__Aim of the task__
Check every line below for the word "trámite" and copy each one that has it.

(Stored entries)
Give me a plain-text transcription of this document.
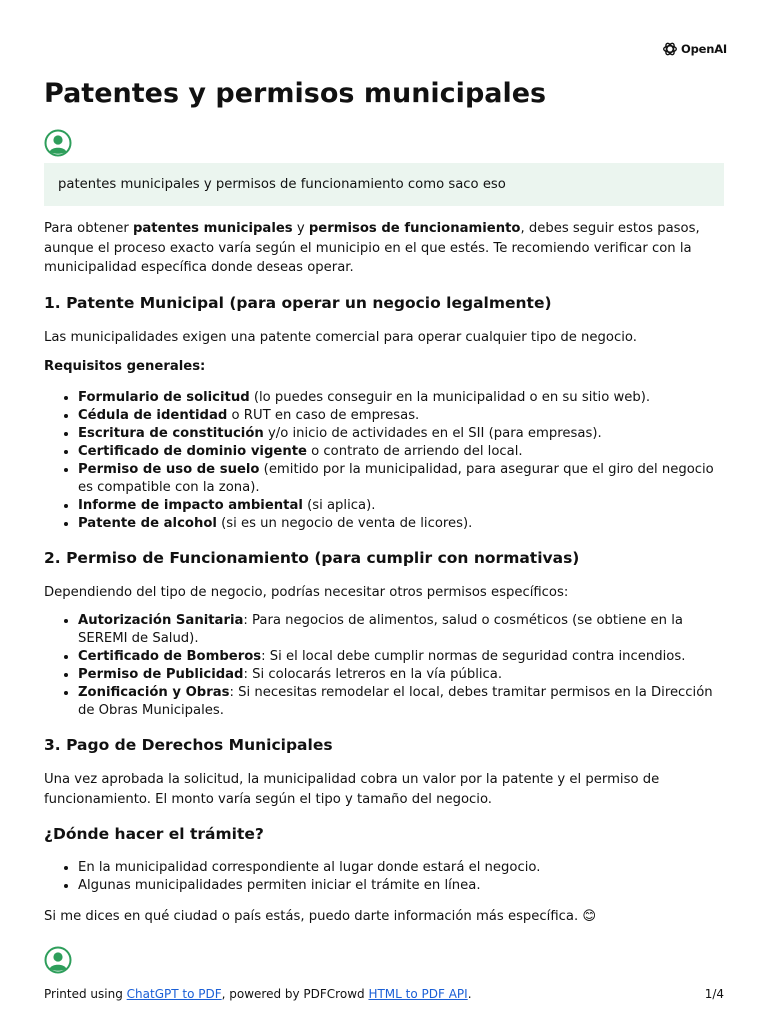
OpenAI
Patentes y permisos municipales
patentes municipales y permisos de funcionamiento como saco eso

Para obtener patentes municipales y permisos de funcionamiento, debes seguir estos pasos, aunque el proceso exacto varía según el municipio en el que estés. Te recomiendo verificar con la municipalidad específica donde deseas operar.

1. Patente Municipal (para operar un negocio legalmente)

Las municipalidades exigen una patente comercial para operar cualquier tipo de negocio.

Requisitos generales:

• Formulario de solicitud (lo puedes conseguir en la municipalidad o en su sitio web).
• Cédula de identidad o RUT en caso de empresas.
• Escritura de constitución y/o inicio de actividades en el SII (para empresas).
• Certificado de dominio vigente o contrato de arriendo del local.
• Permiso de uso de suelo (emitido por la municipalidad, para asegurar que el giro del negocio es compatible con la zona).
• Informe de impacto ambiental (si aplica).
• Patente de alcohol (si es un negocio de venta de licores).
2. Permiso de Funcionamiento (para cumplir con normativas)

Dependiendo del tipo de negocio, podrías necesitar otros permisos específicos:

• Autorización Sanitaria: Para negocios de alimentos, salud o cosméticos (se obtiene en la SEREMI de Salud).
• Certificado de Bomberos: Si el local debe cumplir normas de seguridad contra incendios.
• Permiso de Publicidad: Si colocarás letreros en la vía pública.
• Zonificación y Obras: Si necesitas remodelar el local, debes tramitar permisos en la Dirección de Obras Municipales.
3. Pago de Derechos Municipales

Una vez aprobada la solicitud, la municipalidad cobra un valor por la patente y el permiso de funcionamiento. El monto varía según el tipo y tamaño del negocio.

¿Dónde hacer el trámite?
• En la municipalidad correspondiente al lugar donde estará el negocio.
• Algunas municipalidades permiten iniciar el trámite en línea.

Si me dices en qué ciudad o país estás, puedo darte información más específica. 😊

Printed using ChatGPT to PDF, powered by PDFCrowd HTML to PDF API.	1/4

__Result of this task__
¿Dónde hacer el trámite?
• Algunas municipalidades permiten iniciar el trámite en línea.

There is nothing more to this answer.